**WORK TO COMPLETE:** Say how many lines of these entries include the word "anilhas", and answer with the number alone.
————
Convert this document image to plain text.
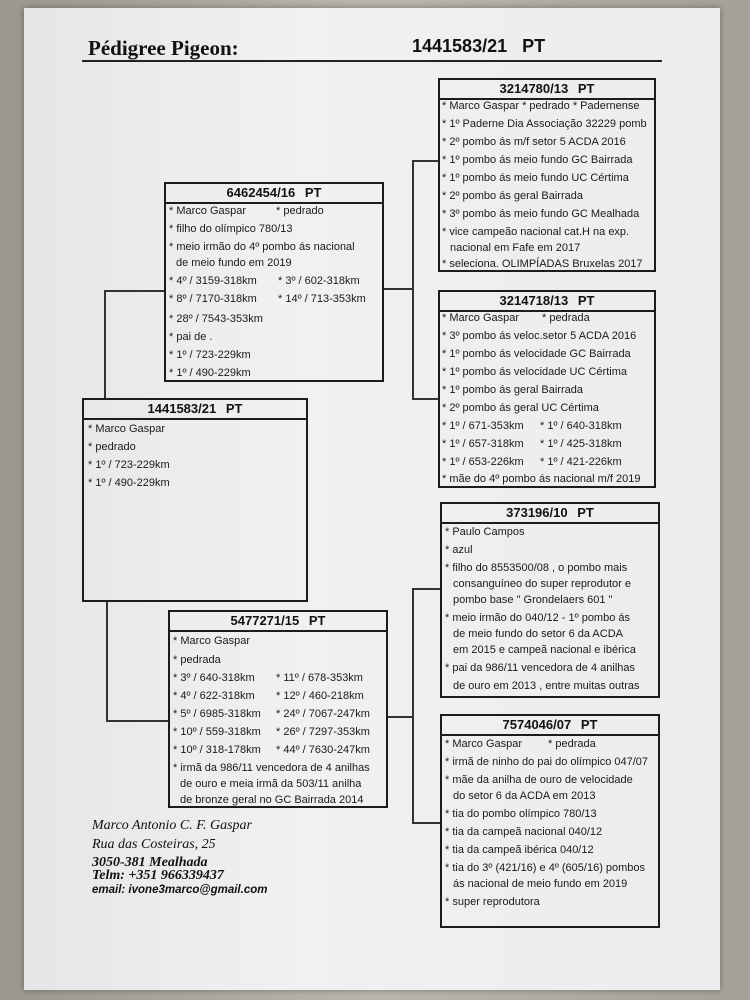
Pédigree Pigeon:	1441583/21 PT
1441583/21 PT
* Marco Gaspar
* pedrado
* 1º / 723-229km
* 1º / 490-229km
6462454/16 PT
* Marco Gaspar	* pedrado
* filho do olímpico 780/13
* meio irmão do 4º pombo ás nacional
de meio fundo em 2019
* 4º / 3159-318km * 3º / 602-318km
* 8º / 7170-318km * 14º / 713-353km
* 28º / 7543-353km
* pai de .
* 1º / 723-229km
* 1º / 490-229km
5477271/15 PT
* Marco Gaspar
* pedrada
* 3º / 640-318km * 11º / 678-353km
* 4º / 622-318km * 12º / 460-218km
* 5º / 6985-318km * 24º / 7067-247km
* 10º / 559-318km * 26º / 7297-353km
* 10º / 318-178km * 44º / 7630-247km
* irmã da 986/11 vencedora de 4 anilhas
de ouro e meia irmã da 503/11 anilha
de bronze geral no GC Bairrada 2014
3214780/13 PT
* Marco Gaspar * pedrado * Padernense
* 1º Paderne Dia Associação 32229 pomb
* 2º pombo ás m/f setor 5 ACDA 2016
* 1º pombo ás meio fundo GC Bairrada
* 1º pombo ás meio fundo UC Cértima
* 2º pombo ás geral Bairrada
* 3º pombo ás meio fundo GC Mealhada
* vice campeão nacional cat.H na exp.
nacional em Fafe em 2017
* seleciona. OLIMPÍADAS Bruxelas 2017
3214718/13 PT
* Marco Gaspar * pedrada
* 3º pombo ás veloc.setor 5 ACDA 2016
* 1º pombo ás velocidade GC Bairrada
* 1º pombo ás velocidade UC Cértima
* 1º pombo ás geral Bairrada
* 2º pombo ás geral UC Cértima
* 1º / 671-353km * 1º / 640-318km
* 1º / 657-318km * 1º / 425-318km
* 1º / 653-226km * 1º / 421-226km
* mãe do 4º pombo ás nacional m/f 2019
373196/10 PT
* Paulo Campos
* azul
* filho do 8553500/08 , o pombo mais
consanguíneo do super reprodutor e
pombo base " Grondelaers 601 "
* meio irmão do 040/12 - 1º pombo ás
de meio fundo do setor 6 da ACDA
em 2015 e campeã nacional e ibérica
* pai da 986/11 vencedora de 4 anilhas
de ouro em 2013 , entre muitas outras
7574046/07 PT
* Marco Gaspar * pedrada
* irmã de ninho do pai do olímpico 047/07
* mãe da anilha de ouro de velocidade
do setor 6 da ACDA em 2013
* tia do pombo olímpico 780/13
* tia da campeã nacional 040/12
* tia da campeã ibérica 040/12
* tia do 3º (421/16) e 4º (605/16) pombos
ás nacional de meio fundo em 2019
* super reprodutora
Marco Antonio C. F. Gaspar
Rua das Costeiras, 25
3050-381 Mealhada
Telm: +351 966339437
email: ivone3marco@gmail.com
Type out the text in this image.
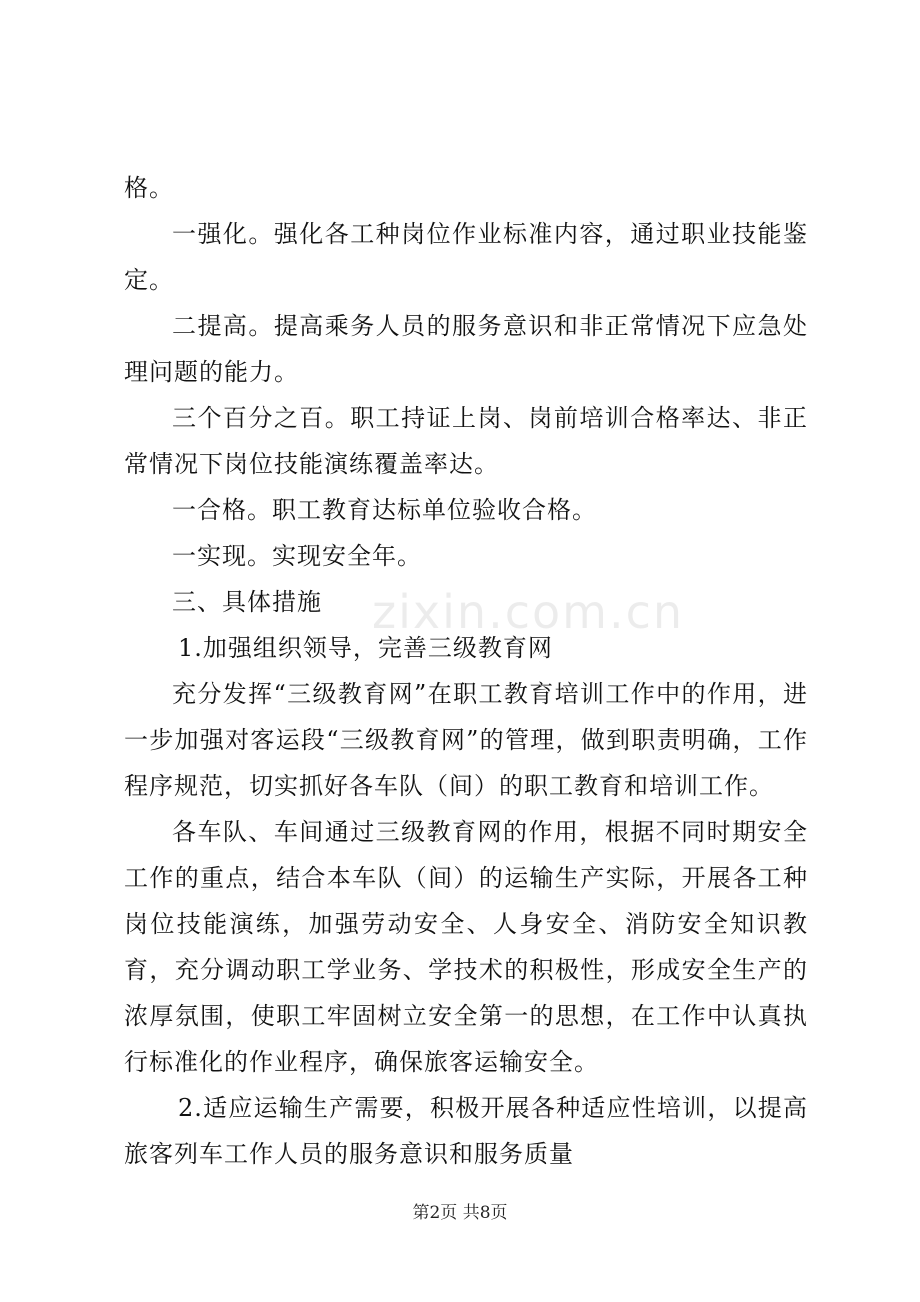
格。

一强化。强化各工种岗位作业标准内容，通过职业技能鉴定。

二提高。提高乘务人员的服务意识和非正常情况下应急处理问题的能力。

三个百分之百。职工持证上岗、岗前培训合格率达、非正常情况下岗位技能演练覆盖率达。

一合格。职工教育达标单位验收合格。

一实现。实现安全年。

三、具体措施

1.加强组织领导，完善三级教育网

充分发挥“三级教育网”在职工教育培训工作中的作用，进一步加强对客运段“三级教育网”的管理，做到职责明确，工作程序规范，切实抓好各车队（间）的职工教育和培训工作。

各车队、车间通过三级教育网的作用，根据不同时期安全工作的重点，结合本车队（间）的运输生产实际，开展各工种岗位技能演练，加强劳动安全、人身安全、消防安全知识教育，充分调动职工学业务、学技术的积极性，形成安全生产的浓厚氛围，使职工牢固树立安全第一的思想，在工作中认真执行标准化的作业程序，确保旅客运输安全。

2.适应运输生产需要，积极开展各种适应性培训，以提高旅客列车工作人员的服务意识和服务质量

zixin.com.cn
第2页 共8页
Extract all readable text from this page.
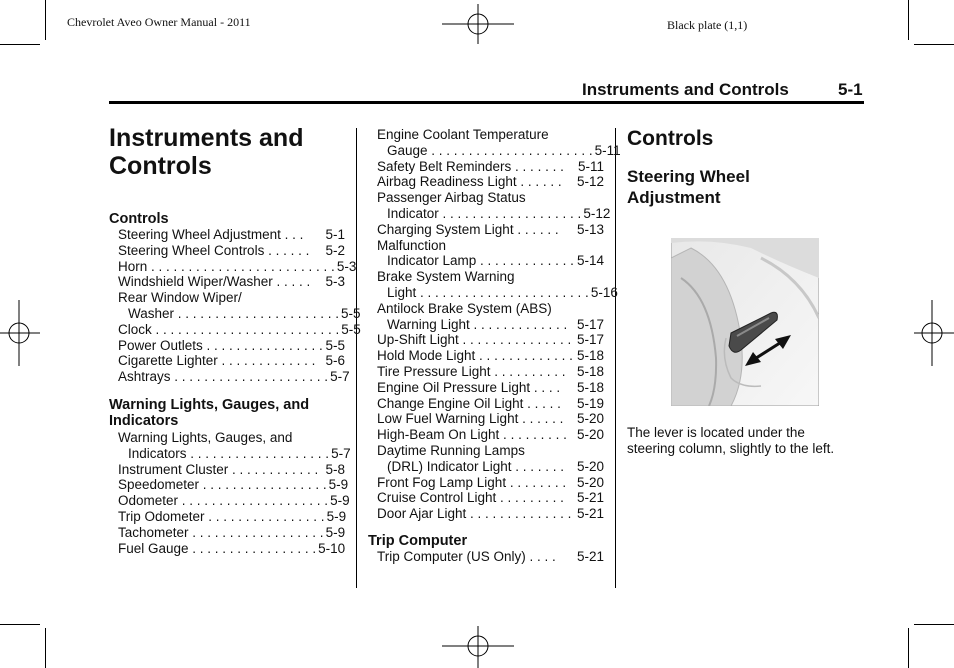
Chevrolet Aveo Owner Manual - 2011	Black plate (1,1)
Instruments and Controls	5-1
Instruments and
Controls
Controls
Steering Wheel Adjustment . . . 5-1
Steering Wheel Controls . . . . . . 5-2
Horn . . . . . . . . . . . . . . . . . . . . . . . . . 5-3
Windshield Wiper/Washer . . . . . 5-3
Rear Window Wiper/
Washer . . . . . . . . . . . . . . . . . . . . . . 5-5
Clock . . . . . . . . . . . . . . . . . . . . . . . . . 5-5
Power Outlets . . . . . . . . . . . . . . . . 5-5
Cigarette Lighter . . . . . . . . . . . . . 5-6
Ashtrays . . . . . . . . . . . . . . . . . . . . . 5-7
Warning Lights, Gauges, and
Indicators
Warning Lights, Gauges, and
Indicators . . . . . . . . . . . . . . . . . . . 5-7
Instrument Cluster . . . . . . . . . . . . 5-8
Speedometer . . . . . . . . . . . . . . . . . 5-9
Odometer . . . . . . . . . . . . . . . . . . . . 5-9
Trip Odometer . . . . . . . . . . . . . . . . 5-9
Tachometer . . . . . . . . . . . . . . . . . . 5-9
Fuel Gauge . . . . . . . . . . . . . . . . . 5-10
Engine Coolant Temperature
Gauge . . . . . . . . . . . . . . . . . . . . . . 5-11
Safety Belt Reminders . . . . . . . 5-11
Airbag Readiness Light . . . . . . 5-12
Passenger Airbag Status
Indicator . . . . . . . . . . . . . . . . . . . 5-12
Charging System Light . . . . . . 5-13
Malfunction
Indicator Lamp . . . . . . . . . . . . . 5-14
Brake System Warning
Light . . . . . . . . . . . . . . . . . . . . . . . 5-16
Antilock Brake System (ABS)
Warning Light . . . . . . . . . . . . . 5-17
Up-Shift Light . . . . . . . . . . . . . . . 5-17
Hold Mode Light . . . . . . . . . . . . . 5-18
Tire Pressure Light . . . . . . . . . . 5-18
Engine Oil Pressure Light . . . . 5-18
Change Engine Oil Light . . . . . 5-19
Low Fuel Warning Light . . . . . . 5-20
High-Beam On Light . . . . . . . . . 5-20
Daytime Running Lamps
(DRL) Indicator Light . . . . . . . 5-20
Front Fog Lamp Light . . . . . . . . 5-20
Cruise Control Light . . . . . . . . . 5-21
Door Ajar Light . . . . . . . . . . . . . . 5-21
Trip Computer
Trip Computer (US Only) . . . . 5-21
Controls
Steering Wheel
Adjustment
The lever is located under the
steering column, slightly to the left.
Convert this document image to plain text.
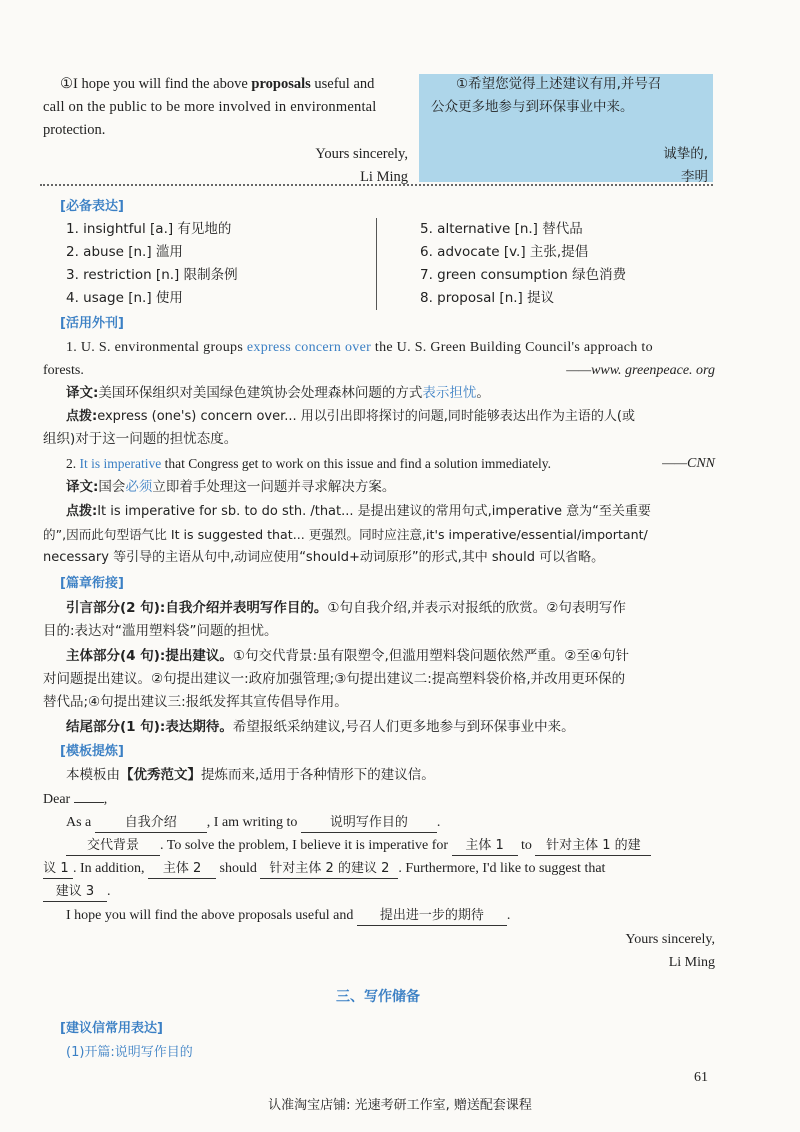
①I hope you will find the above proposals useful and
call on the public to be more involved in environmental
protection.
Yours sincerely,
Li Ming
①希望您觉得上述建议有用,并号召
公众更多地参与到环保事业中来。
诚挚的,
李明
[必备表达]
1. insightful [a.] 有见地的
2. abuse [n.] 滥用
3. restriction [n.] 限制条例
4. usage [n.] 使用
5. alternative [n.] 替代品
6. advocate [v.] 主张,提倡
7. green consumption 绿色消费
8. proposal [n.] 提议
[活用外刊]
1. U. S. environmental groups express concern over the U. S. Green Building Council's approach to
forests.	——www. greenpeace. org
译文:美国环保组织对美国绿色建筑协会处理森林问题的方式表示担忧。
点拨:express (one's) concern over... 用以引出即将探讨的问题,同时能够表达出作为主语的人(或
组织)对于这一问题的担忧态度。
2. It is imperative that Congress get to work on this issue and find a solution immediately.	——CNN
译文:国会必须立即着手处理这一问题并寻求解决方案。
点拨:It is imperative for sb. to do sth. /that... 是提出建议的常用句式,imperative 意为“至关重要
的”,因而此句型语气比 It is suggested that... 更强烈。同时应注意,it's imperative/essential/important/
necessary 等引导的主语从句中,动词应使用“should+动词原形”的形式,其中 should 可以省略。
[篇章衔接]
引言部分(2 句):自我介绍并表明写作目的。①句自我介绍,并表示对报纸的欣赏。②句表明写作
目的:表达对“滥用塑料袋”问题的担忧。
主体部分(4 句):提出建议。①句交代背景:虽有限塑令,但滥用塑料袋问题依然严重。②至④句针
对问题提出建议。②句提出建议一:政府加强管理;③句提出建议二:提高塑料袋价格,并改用更环保的
替代品;④句提出建议三:报纸发挥其宣传倡导作用。
结尾部分(1 句):表达期待。希望报纸采纳建议,号召人们更多地参与到环保事业中来。
[模板提炼]
本模板由【优秀范文】提炼而来,适用于各种情形下的建议信。
Dear ,
As a	自我介绍 , I am writing to 说明写作目的 .
交代背景 . To solve the problem, I believe it is imperative for 主体 1 to 针对主体 1 的建
议 1 . In addition, 主体 2 should 针对主体 2 的建议 2 . Furthermore, I'd like to suggest that
建议 3 .
I hope you will find the above proposals useful and 提出进一步的期待 .
Yours sincerely,
Li Ming
三、写作储备
[建议信常用表达]
(1)开篇:说明写作目的
61
认准淘宝店铺: 光速考研工作室, 赠送配套课程
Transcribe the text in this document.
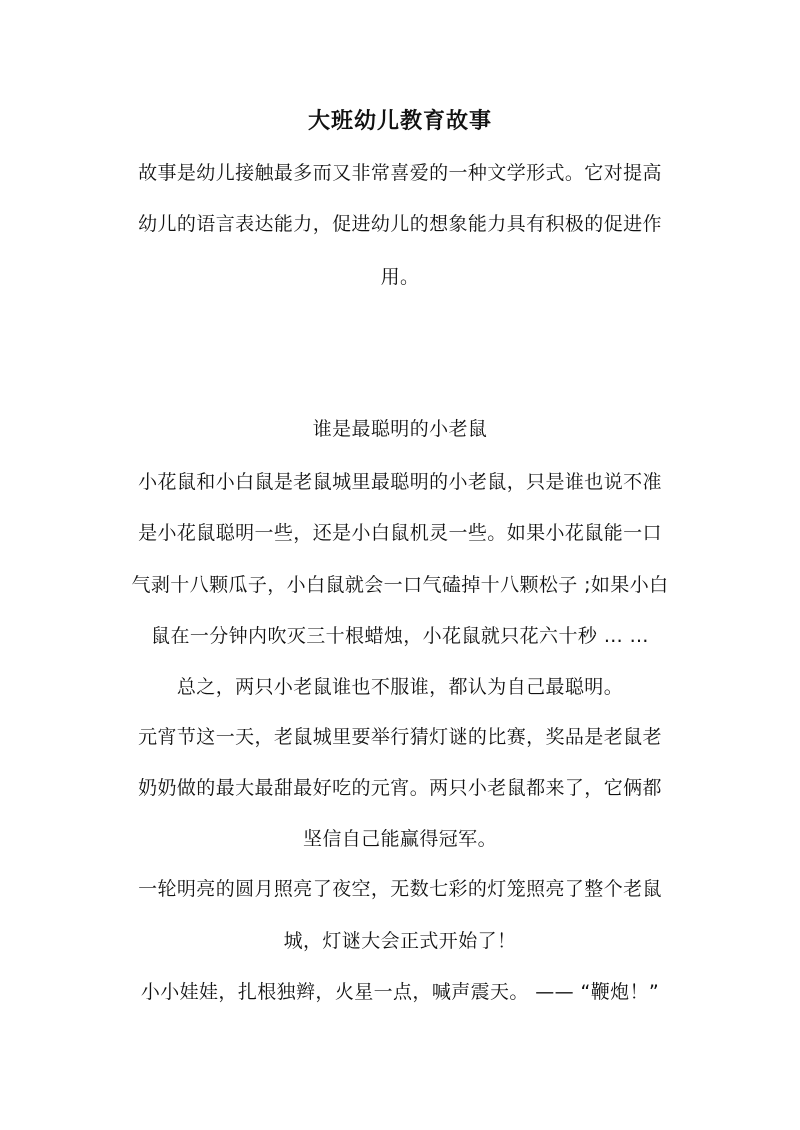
大班幼儿教育故事
故事是幼儿接触最多而又非常喜爱的一种文学形式。它对提高
幼儿的语言表达能力，促进幼儿的想象能力具有积极的促进作
用。
谁是最聪明的小老鼠
小花鼠和小白鼠是老鼠城里最聪明的小老鼠，只是谁也说不准
是小花鼠聪明一些，还是小白鼠机灵一些。如果小花鼠能一口
气剥十八颗瓜子，小白鼠就会一口气磕掉十八颗松子 ;如果小白
鼠在一分钟内吹灭三十根蜡烛，小花鼠就只花六十秒 … …
总之，两只小老鼠谁也不服谁，都认为自己最聪明。
元宵节这一天，老鼠城里要举行猜灯谜的比赛，奖品是老鼠老
奶奶做的最大最甜最好吃的元宵。两只小老鼠都来了，它俩都
坚信自己能赢得冠军。
一轮明亮的圆月照亮了夜空，无数七彩的灯笼照亮了整个老鼠
城，灯谜大会正式开始了！
小小娃娃，扎根独辫，火星一点，喊声震天。 —— “鞭炮！”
————
**EXERCISE OUTPUT:** 2